Rewrite the records below with every "callout-label" changed to "annotation-label" and everything else unchanged. Leave the pictures out.
##############################
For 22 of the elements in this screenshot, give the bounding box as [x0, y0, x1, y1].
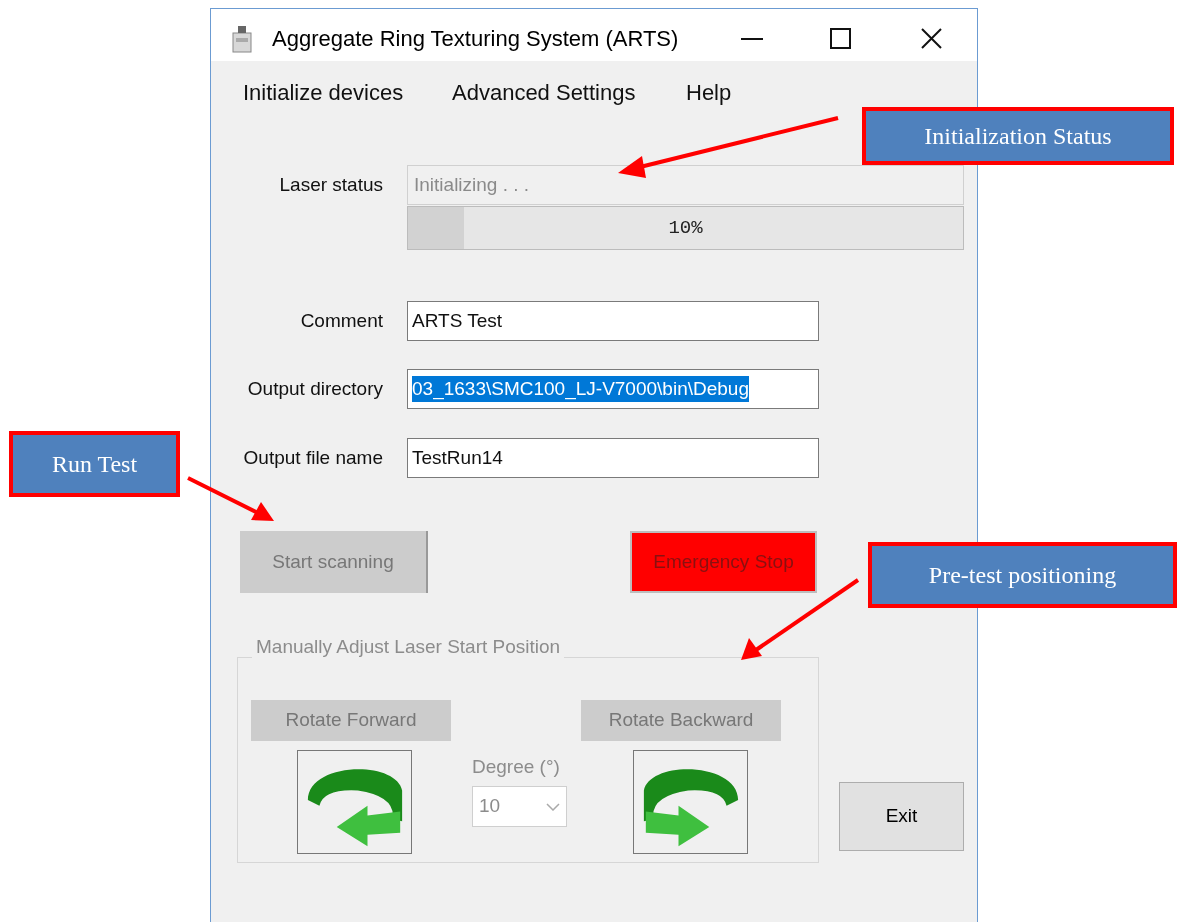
maximize-icon[interactable] — [830, 28, 851, 49]
status-field: Initializing . . . — [407, 165, 964, 205]
chevron-down-icon — [546, 802, 560, 811]
callout-label: Pre-test positioning — [868, 542, 1177, 608]
progress-text: 10% — [667, 216, 704, 240]
field-label: Comment — [300, 309, 383, 333]
app-icon — [230, 25, 254, 53]
window-title: Aggregate Ring Texturing System (ARTS) — [272, 25, 679, 53]
field-label: Output file name — [243, 446, 383, 470]
menu-item[interactable]: Initialize devices — [243, 79, 404, 107]
field-label: Laser status — [279, 173, 383, 197]
input-field[interactable]: TestRun14 — [407, 438, 819, 478]
degree-label: Degree (°) — [472, 755, 560, 779]
input-field[interactable]: 03_1633\SMC100_LJ-V7000\bin\Debug — [407, 369, 819, 409]
menu-item[interactable]: Advanced Settings — [452, 79, 636, 107]
callout-label: Run Test — [9, 431, 180, 497]
close-icon[interactable] — [921, 28, 942, 49]
exit-button[interactable]: Exit — [839, 782, 964, 851]
callout-label: Initialization Status — [862, 107, 1174, 165]
field-label: Output directory — [247, 377, 383, 401]
menu-item[interactable]: Help — [686, 79, 732, 107]
input-field[interactable]: ARTS Test — [407, 301, 819, 341]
##############################
→ RESPONSE TO THIS TASK:
For 22 of the elements in this screenshot, give the bounding box as [x0, y0, x1, y1].
maximize-icon[interactable] — [830, 28, 851, 49]
status-field: Initializing . . . — [407, 165, 964, 205]
chevron-down-icon — [546, 802, 560, 811]
annotation-label: Pre-test positioning — [868, 542, 1177, 608]
progress-text: 10% — [667, 216, 704, 240]
field-label: Comment — [300, 309, 383, 333]
app-icon — [230, 25, 254, 53]
window-title: Aggregate Ring Texturing System (ARTS) — [272, 25, 679, 53]
field-label: Output file name — [243, 446, 383, 470]
menu-item[interactable]: Initialize devices — [243, 79, 404, 107]
field-label: Laser status — [279, 173, 383, 197]
input-field[interactable]: TestRun14 — [407, 438, 819, 478]
degree-label: Degree (°) — [472, 755, 560, 779]
input-field[interactable]: 03_1633\SMC100_LJ-V7000\bin\Debug — [407, 369, 819, 409]
menu-item[interactable]: Advanced Settings — [452, 79, 636, 107]
annotation-label: Run Test — [9, 431, 180, 497]
close-icon[interactable] — [921, 28, 942, 49]
exit-button[interactable]: Exit — [839, 782, 964, 851]
annotation-label: Initialization Status — [862, 107, 1174, 165]
field-label: Output directory — [247, 377, 383, 401]
menu-item[interactable]: Help — [686, 79, 732, 107]
input-field[interactable]: ARTS Test — [407, 301, 819, 341]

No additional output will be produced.